### What is needed
Go through the records and filter out every line lacking the word "subtitle"; copy the lines that remain.

### Records from a dataset
───
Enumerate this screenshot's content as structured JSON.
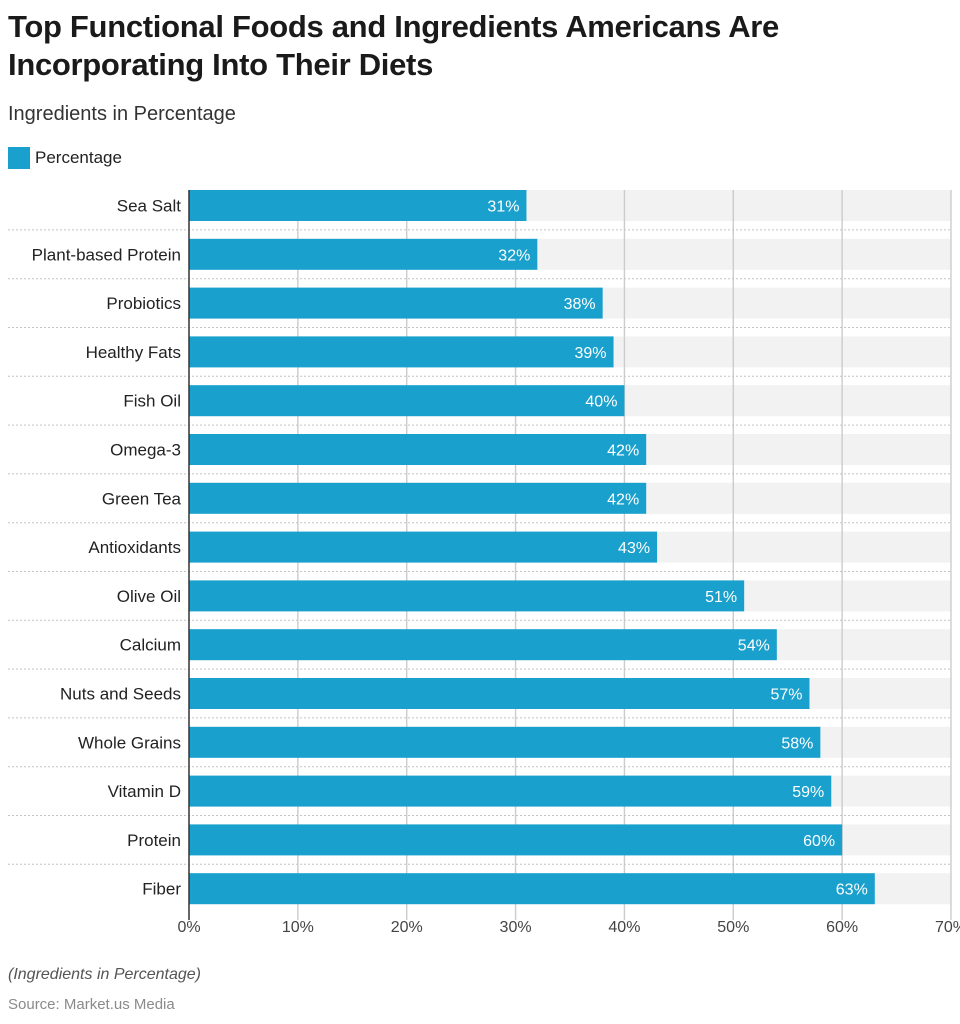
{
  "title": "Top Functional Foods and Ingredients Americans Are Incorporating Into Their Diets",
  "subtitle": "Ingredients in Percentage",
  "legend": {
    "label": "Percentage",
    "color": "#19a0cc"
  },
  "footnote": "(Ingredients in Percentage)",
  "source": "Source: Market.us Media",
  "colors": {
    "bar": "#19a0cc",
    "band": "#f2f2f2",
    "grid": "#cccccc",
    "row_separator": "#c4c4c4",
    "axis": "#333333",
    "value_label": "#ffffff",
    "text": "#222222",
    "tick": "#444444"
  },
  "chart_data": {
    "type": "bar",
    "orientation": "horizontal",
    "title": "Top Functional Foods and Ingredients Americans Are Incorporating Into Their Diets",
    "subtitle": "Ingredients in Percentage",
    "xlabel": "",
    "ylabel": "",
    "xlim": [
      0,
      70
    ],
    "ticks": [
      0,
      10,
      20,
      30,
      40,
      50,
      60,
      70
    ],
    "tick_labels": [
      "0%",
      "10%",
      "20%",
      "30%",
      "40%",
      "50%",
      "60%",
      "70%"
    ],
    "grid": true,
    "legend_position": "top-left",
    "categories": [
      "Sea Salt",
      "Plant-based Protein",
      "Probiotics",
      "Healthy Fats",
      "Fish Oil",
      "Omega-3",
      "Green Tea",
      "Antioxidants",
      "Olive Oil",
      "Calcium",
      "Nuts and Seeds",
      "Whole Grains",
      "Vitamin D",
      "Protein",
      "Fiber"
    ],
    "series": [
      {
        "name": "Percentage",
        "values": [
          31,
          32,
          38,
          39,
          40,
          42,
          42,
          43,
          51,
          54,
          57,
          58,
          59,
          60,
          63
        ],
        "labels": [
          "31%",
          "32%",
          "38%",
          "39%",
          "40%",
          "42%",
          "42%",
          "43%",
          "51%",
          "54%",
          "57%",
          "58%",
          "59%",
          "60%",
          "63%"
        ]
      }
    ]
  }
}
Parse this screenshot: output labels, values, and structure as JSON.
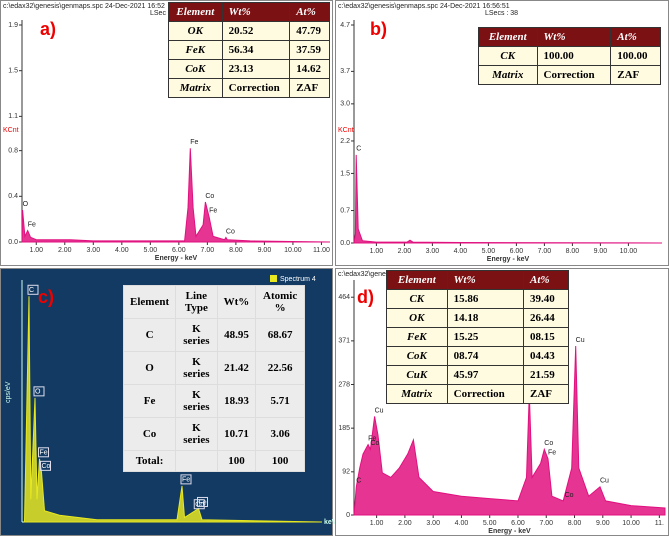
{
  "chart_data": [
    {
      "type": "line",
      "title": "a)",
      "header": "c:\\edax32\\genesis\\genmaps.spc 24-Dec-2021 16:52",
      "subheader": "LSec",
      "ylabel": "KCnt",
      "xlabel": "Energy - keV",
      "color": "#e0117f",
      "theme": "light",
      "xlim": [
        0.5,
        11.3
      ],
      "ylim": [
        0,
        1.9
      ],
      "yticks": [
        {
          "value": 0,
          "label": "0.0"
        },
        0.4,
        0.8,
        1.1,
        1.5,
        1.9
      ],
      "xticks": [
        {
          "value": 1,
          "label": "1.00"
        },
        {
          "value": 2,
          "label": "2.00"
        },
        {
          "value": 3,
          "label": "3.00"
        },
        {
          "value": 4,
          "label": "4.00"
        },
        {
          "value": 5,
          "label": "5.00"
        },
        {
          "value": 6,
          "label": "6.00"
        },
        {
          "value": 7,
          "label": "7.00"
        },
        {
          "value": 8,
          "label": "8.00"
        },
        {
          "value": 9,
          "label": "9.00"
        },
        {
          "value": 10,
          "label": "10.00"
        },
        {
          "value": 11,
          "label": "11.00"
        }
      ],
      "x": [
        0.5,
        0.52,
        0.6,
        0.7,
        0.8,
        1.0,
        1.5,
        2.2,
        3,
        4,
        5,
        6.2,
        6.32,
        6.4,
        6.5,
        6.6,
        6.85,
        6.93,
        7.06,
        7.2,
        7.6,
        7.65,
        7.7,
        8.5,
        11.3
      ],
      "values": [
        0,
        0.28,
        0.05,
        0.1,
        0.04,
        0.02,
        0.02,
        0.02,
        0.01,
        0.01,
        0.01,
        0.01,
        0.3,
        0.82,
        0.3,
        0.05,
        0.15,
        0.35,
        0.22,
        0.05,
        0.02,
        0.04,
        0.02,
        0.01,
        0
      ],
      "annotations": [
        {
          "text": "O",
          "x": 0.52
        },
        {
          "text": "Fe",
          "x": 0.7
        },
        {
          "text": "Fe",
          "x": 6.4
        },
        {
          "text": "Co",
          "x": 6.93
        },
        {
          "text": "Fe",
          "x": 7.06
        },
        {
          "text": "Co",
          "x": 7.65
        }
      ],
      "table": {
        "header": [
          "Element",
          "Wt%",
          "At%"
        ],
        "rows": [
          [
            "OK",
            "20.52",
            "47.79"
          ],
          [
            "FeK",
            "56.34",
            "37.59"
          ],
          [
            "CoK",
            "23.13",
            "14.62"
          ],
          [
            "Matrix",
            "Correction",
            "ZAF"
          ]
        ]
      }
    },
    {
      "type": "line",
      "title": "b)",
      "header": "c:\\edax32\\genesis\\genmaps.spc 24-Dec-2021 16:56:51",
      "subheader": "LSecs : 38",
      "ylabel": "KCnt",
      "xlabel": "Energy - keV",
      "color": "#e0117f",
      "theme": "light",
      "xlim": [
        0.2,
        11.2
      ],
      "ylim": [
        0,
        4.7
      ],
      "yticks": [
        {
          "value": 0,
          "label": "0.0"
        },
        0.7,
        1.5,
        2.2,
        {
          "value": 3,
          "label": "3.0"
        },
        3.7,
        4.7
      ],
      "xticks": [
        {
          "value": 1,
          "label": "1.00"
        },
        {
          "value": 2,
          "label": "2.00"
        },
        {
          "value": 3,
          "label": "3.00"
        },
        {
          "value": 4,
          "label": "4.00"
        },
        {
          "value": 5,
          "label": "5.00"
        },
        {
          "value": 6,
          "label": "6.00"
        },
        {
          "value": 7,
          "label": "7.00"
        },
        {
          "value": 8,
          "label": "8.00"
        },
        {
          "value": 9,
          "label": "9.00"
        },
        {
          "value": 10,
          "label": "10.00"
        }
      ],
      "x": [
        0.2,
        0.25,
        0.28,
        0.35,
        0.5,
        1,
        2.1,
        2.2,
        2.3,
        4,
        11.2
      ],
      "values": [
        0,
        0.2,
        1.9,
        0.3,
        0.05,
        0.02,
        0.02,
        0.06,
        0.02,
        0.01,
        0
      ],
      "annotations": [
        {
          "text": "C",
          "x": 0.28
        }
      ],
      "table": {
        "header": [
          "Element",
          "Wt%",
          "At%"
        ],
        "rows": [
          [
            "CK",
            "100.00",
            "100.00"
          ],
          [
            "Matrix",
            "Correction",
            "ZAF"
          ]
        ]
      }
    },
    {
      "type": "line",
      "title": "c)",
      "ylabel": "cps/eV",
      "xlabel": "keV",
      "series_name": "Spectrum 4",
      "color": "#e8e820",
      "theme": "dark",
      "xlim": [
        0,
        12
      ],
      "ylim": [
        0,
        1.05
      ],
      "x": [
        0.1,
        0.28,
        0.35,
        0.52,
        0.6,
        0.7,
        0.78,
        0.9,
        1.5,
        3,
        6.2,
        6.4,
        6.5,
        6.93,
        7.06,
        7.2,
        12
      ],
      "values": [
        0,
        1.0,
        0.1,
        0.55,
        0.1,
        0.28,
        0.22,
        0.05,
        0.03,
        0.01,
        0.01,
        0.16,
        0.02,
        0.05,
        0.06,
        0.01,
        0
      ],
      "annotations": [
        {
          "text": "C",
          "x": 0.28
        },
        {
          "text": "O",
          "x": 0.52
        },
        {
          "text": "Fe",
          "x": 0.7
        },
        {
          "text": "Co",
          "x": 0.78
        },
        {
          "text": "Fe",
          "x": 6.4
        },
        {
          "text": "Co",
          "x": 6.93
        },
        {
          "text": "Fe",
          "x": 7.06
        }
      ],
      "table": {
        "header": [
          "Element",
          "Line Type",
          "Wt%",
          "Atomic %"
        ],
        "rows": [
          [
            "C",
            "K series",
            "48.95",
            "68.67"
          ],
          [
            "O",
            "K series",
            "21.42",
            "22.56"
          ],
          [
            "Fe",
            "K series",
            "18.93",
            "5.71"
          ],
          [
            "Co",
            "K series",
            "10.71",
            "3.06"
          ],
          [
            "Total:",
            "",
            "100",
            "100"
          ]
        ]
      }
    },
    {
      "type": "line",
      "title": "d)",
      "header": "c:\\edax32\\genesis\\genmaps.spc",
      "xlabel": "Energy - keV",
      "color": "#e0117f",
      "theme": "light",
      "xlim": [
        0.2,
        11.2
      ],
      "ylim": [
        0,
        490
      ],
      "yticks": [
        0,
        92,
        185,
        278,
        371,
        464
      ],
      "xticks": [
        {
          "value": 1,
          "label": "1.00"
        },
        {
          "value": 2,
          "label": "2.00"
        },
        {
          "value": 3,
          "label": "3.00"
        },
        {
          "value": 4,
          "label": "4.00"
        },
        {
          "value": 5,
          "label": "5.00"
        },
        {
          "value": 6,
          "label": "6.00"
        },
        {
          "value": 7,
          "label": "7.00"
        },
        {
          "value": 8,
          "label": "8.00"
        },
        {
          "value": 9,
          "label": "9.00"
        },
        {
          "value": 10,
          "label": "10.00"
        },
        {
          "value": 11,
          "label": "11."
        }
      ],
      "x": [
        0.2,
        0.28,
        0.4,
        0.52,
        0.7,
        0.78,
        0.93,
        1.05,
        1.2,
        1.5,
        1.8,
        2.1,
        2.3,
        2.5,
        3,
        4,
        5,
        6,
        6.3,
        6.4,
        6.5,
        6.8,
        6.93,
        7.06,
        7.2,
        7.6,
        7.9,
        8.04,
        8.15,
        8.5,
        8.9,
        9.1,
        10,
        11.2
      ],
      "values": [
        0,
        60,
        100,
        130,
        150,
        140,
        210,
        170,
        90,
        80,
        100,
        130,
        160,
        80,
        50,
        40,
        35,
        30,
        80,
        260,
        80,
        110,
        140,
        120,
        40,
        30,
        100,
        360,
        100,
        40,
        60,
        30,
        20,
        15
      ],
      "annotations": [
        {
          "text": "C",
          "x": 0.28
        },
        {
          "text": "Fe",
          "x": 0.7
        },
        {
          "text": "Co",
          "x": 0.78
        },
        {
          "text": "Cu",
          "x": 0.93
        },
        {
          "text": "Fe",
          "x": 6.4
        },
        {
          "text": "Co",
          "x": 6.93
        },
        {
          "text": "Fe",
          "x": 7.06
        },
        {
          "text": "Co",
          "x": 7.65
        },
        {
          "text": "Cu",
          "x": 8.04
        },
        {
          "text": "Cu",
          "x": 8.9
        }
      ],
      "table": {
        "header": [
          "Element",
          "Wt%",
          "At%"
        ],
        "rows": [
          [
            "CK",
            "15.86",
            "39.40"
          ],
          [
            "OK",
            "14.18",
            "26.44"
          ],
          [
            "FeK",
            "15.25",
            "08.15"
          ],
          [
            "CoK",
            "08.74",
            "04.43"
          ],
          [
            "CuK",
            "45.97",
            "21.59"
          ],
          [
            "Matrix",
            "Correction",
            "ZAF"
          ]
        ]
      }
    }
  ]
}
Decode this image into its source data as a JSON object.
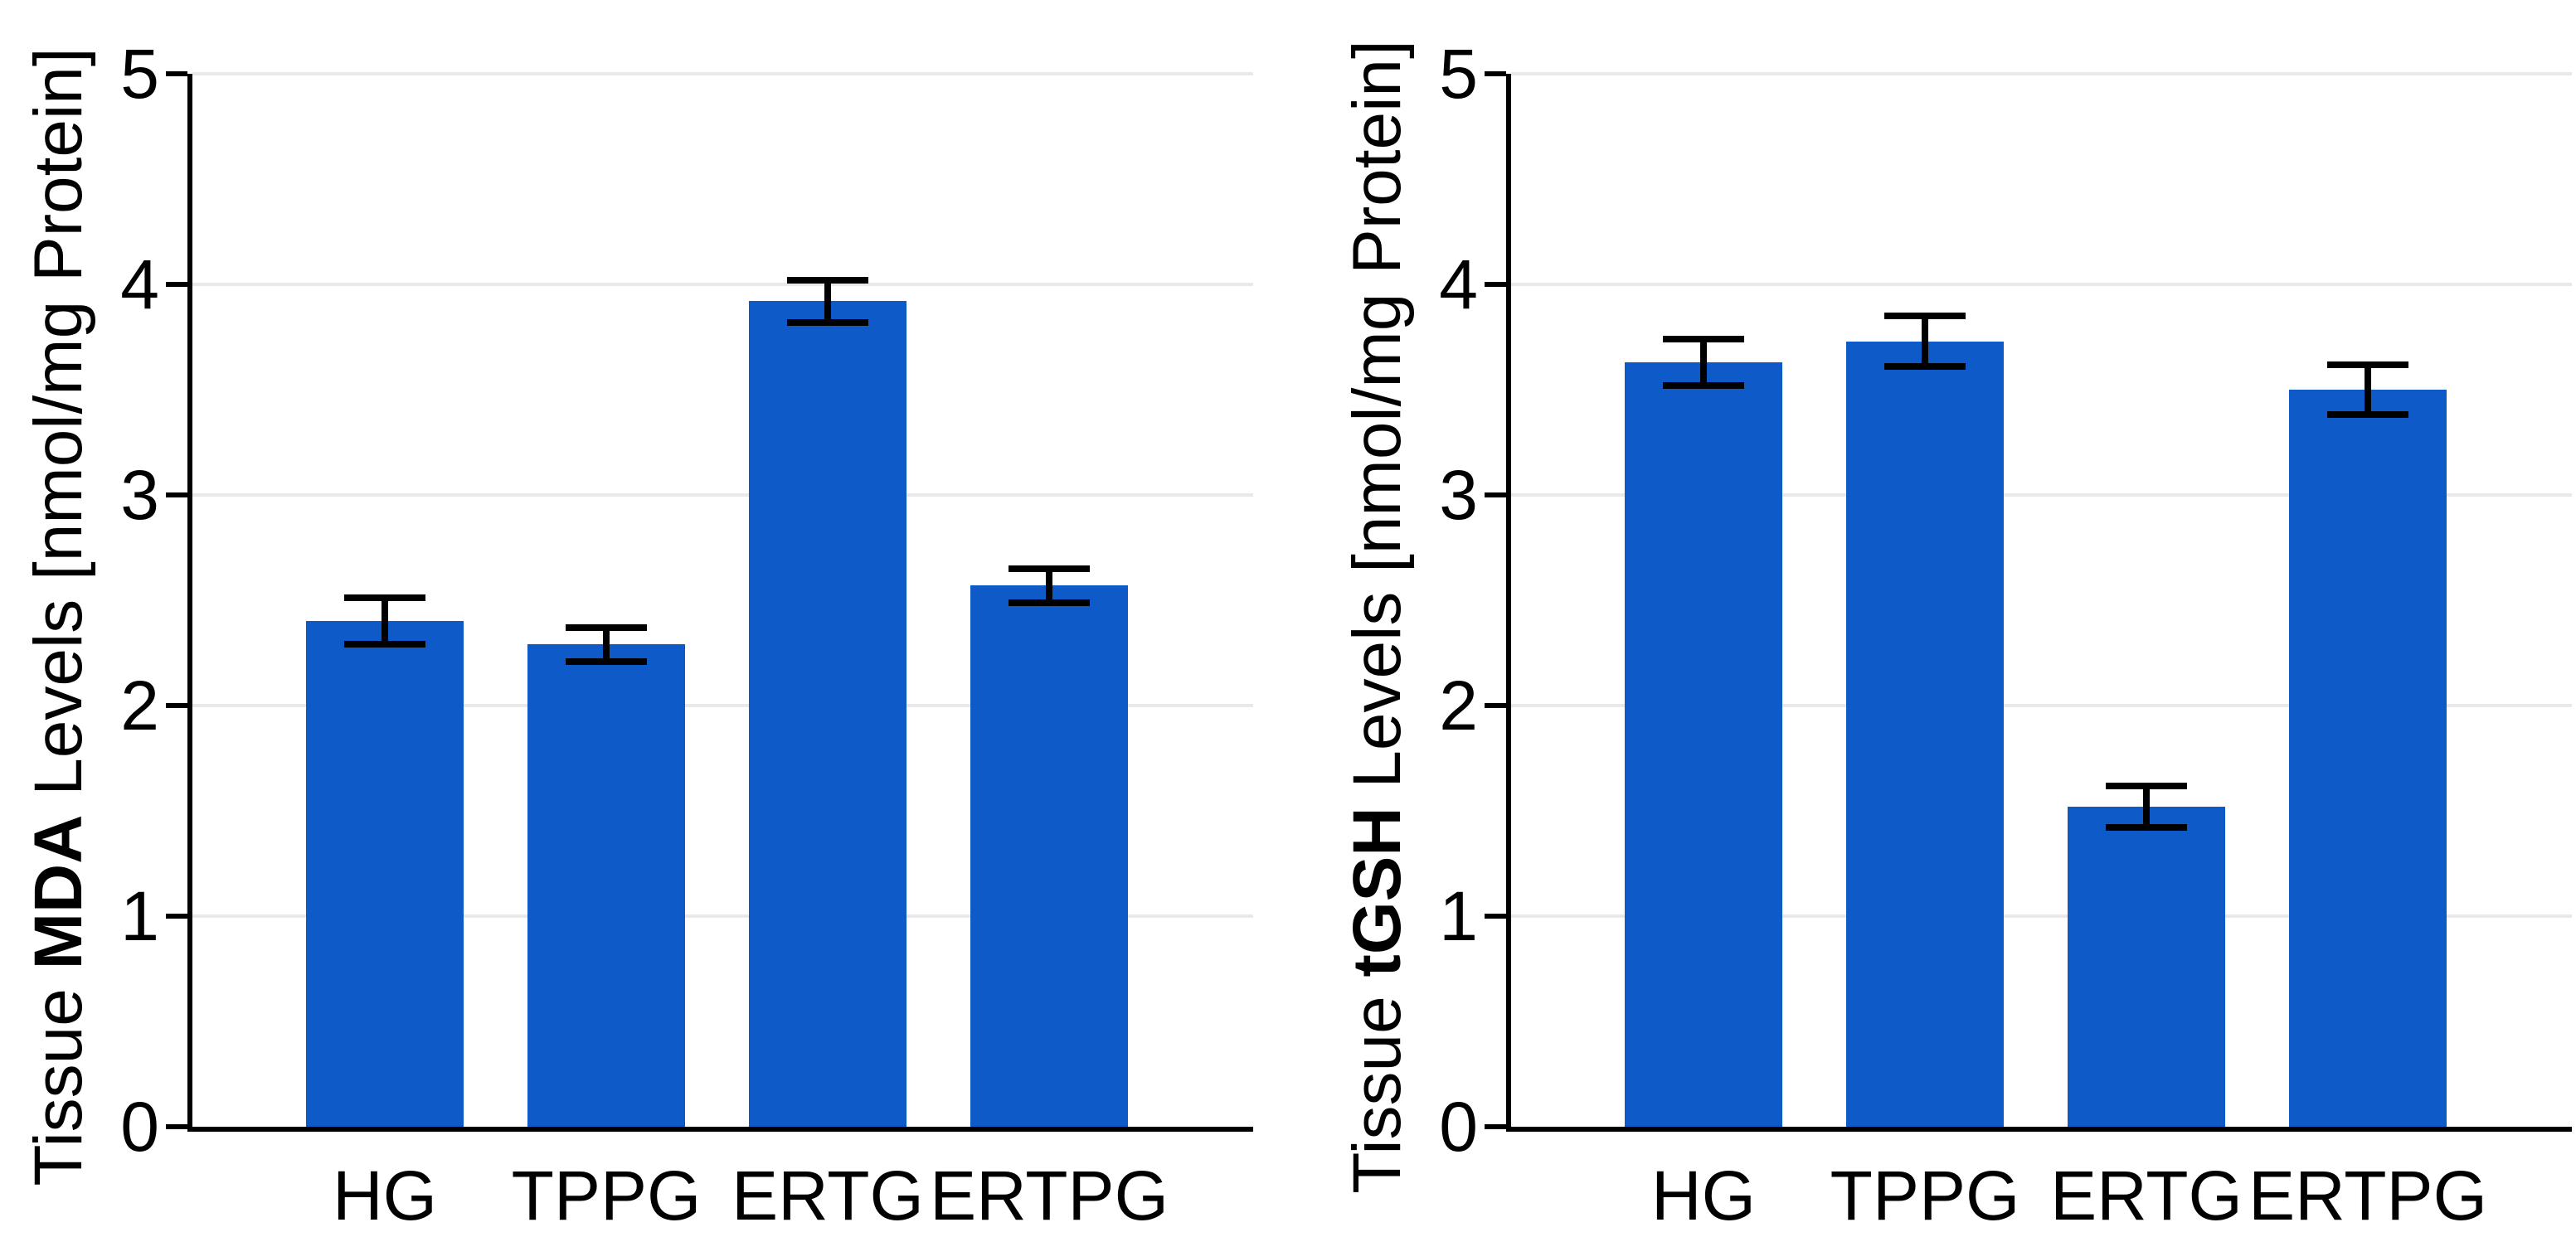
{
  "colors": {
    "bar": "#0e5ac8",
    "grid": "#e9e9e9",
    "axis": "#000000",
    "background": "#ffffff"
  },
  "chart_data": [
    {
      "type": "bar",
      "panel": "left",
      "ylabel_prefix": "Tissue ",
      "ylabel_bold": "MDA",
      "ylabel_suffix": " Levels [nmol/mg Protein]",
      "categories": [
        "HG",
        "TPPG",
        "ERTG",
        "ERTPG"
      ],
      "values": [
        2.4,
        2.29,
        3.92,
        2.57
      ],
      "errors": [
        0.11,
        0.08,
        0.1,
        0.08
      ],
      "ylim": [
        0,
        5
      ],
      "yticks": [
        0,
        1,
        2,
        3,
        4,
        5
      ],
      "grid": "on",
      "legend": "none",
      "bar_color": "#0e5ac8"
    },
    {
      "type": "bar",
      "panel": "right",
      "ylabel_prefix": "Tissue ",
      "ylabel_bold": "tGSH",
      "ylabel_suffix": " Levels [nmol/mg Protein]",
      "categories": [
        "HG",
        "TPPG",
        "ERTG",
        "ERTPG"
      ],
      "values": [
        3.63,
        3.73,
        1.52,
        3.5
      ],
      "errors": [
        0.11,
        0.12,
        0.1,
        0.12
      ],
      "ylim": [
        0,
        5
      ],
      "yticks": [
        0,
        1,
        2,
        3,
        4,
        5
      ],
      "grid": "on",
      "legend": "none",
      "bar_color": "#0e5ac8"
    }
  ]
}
───
### Exercise solution
  "subtitle": "Ingredients in Percentage",
    "subtitle": "Ingredients in Percentage",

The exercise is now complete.